Dataset entries:
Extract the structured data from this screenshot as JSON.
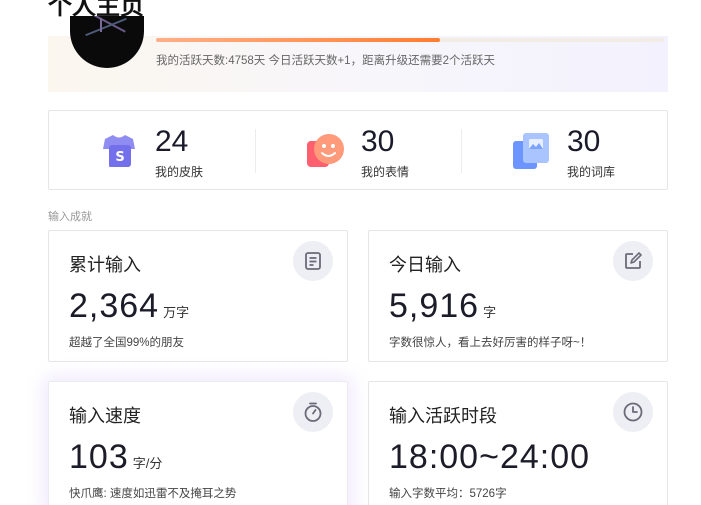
{
  "page": {
    "title": "个人主页"
  },
  "profile": {
    "active_text": "我的活跃天数:4758天 今日活跃天数+1，距离升级还需要2个活跃天",
    "progress_fraction": 0.56
  },
  "stats": [
    {
      "value": "24",
      "label": "我的皮肤",
      "icon": "skin-icon"
    },
    {
      "value": "30",
      "label": "我的表情",
      "icon": "emoji-icon"
    },
    {
      "value": "30",
      "label": "我的词库",
      "icon": "lexicon-icon"
    }
  ],
  "achievements": {
    "section_label": "输入成就",
    "cards": [
      {
        "title": "累计输入",
        "value": "2,364",
        "unit": "万字",
        "note": "超越了全国99%的朋友",
        "icon": "document-icon"
      },
      {
        "title": "今日输入",
        "value": "5,916",
        "unit": "字",
        "note": "字数很惊人，看上去好厉害的样子呀~！",
        "icon": "edit-icon"
      },
      {
        "title": "输入速度",
        "value": "103",
        "unit": "字/分",
        "note": "快爪鹰: 速度如迅雷不及掩耳之势",
        "icon": "stopwatch-icon"
      },
      {
        "title": "输入活跃时段",
        "value": "18:00~24:00",
        "unit": "",
        "note": "输入字数平均：5726字",
        "icon": "clock-icon"
      }
    ]
  },
  "colors": {
    "progress": "#ff7d2e",
    "skin": "#7e7cf0",
    "emoji": "#ff7a6a",
    "lexicon": "#6fa0ff",
    "card_icon_bg": "#eeeef5",
    "card_icon_stroke": "#6b6b78"
  }
}
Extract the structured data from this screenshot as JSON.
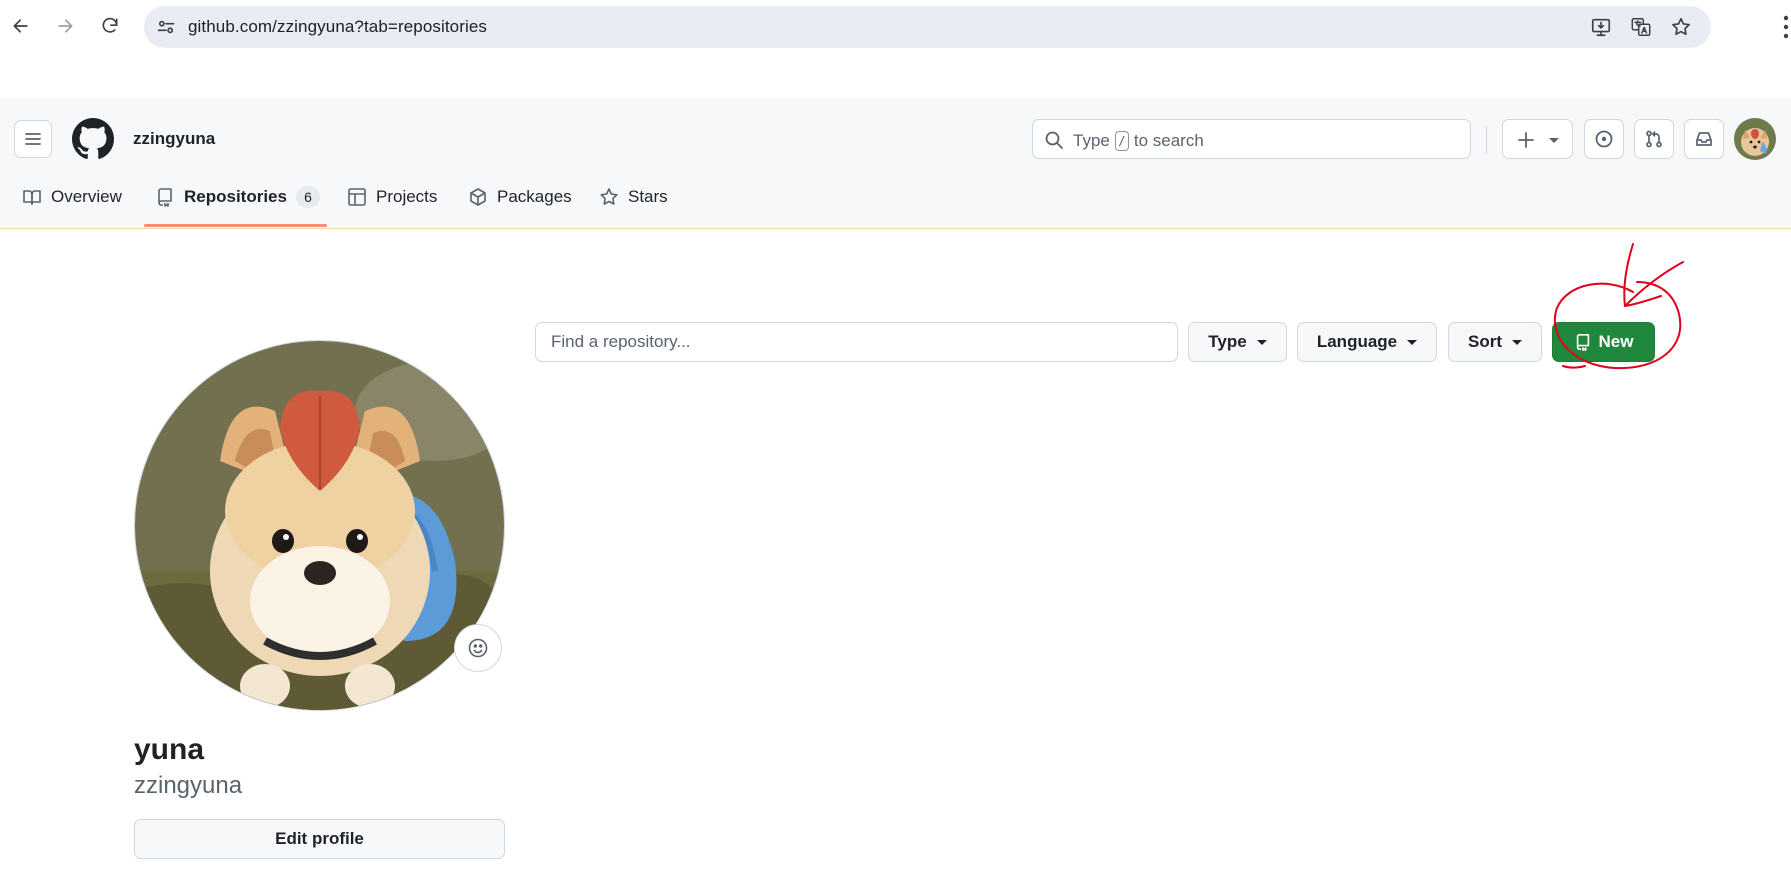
{
  "browser": {
    "url": "github.com/zzingyuna?tab=repositories"
  },
  "header": {
    "username": "zzingyuna",
    "search": {
      "prefix": "Type",
      "shortcut": "/",
      "suffix": "to search"
    }
  },
  "tabs": [
    {
      "label": "Overview",
      "icon": "book-icon"
    },
    {
      "label": "Repositories",
      "icon": "repo-icon",
      "count": "6"
    },
    {
      "label": "Projects",
      "icon": "table-icon"
    },
    {
      "label": "Packages",
      "icon": "package-icon"
    },
    {
      "label": "Stars",
      "icon": "star-icon"
    }
  ],
  "active_tab": "Repositories",
  "profile": {
    "name": "yuna",
    "login": "zzingyuna",
    "edit_label": "Edit profile"
  },
  "repo_filters": {
    "find_placeholder": "Find a repository...",
    "type_label": "Type",
    "language_label": "Language",
    "sort_label": "Sort",
    "new_label": "New"
  },
  "colors": {
    "primary_button": "#1f883d",
    "tab_underline": "#fd8c73",
    "annotation": "#e0001b"
  }
}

Given exercise: Reproduce the whole listing word for word, setting aside any pictures.

Solution for this exercise:
Extract the structured data from this screenshot as JSON.
{
  "page": {
    "title": "个人主页"
  },
  "profile": {
    "active_text": "我的活跃天数:4758天 今日活跃天数+1，距离升级还需要2个活跃天",
    "progress_fraction": 0.56
  },
  "stats": [
    {
      "value": "24",
      "label": "我的皮肤",
      "icon": "skin-icon"
    },
    {
      "value": "30",
      "label": "我的表情",
      "icon": "emoji-icon"
    },
    {
      "value": "30",
      "label": "我的词库",
      "icon": "lexicon-icon"
    }
  ],
  "achievements": {
    "section_label": "输入成就",
    "cards": [
      {
        "title": "累计输入",
        "value": "2,364",
        "unit": "万字",
        "note": "超越了全国99%的朋友",
        "icon": "document-icon"
      },
      {
        "title": "今日输入",
        "value": "5,916",
        "unit": "字",
        "note": "字数很惊人，看上去好厉害的样子呀~！",
        "icon": "edit-icon"
      },
      {
        "title": "输入速度",
        "value": "103",
        "unit": "字/分",
        "note": "快爪鹰: 速度如迅雷不及掩耳之势",
        "icon": "stopwatch-icon"
      },
      {
        "title": "输入活跃时段",
        "value": "18:00~24:00",
        "unit": "",
        "note": "输入字数平均：5726字",
        "icon": "clock-icon"
      }
    ]
  },
  "colors": {
    "progress": "#ff7d2e",
    "skin": "#7e7cf0",
    "emoji": "#ff7a6a",
    "lexicon": "#6fa0ff",
    "card_icon_bg": "#eeeef5",
    "card_icon_stroke": "#6b6b78"
  }
}
Extract the structured data from this screenshot as JSON.
{
  "browser": {
    "url": "github.com/zzingyuna?tab=repositories"
  },
  "header": {
    "username": "zzingyuna",
    "search": {
      "prefix": "Type",
      "shortcut": "/",
      "suffix": "to search"
    }
  },
  "tabs": [
    {
      "label": "Overview",
      "icon": "book-icon"
    },
    {
      "label": "Repositories",
      "icon": "repo-icon",
      "count": "6"
    },
    {
      "label": "Projects",
      "icon": "table-icon"
    },
    {
      "label": "Packages",
      "icon": "package-icon"
    },
    {
      "label": "Stars",
      "icon": "star-icon"
    }
  ],
  "active_tab": "Repositories",
  "profile": {
    "name": "yuna",
    "login": "zzingyuna",
    "edit_label": "Edit profile"
  },
  "repo_filters": {
    "find_placeholder": "Find a repository...",
    "type_label": "Type",
    "language_label": "Language",
    "sort_label": "Sort",
    "new_label": "New"
  },
  "colors": {
    "primary_button": "#1f883d",
    "tab_underline": "#fd8c73",
    "annotation": "#e0001b"
  }
}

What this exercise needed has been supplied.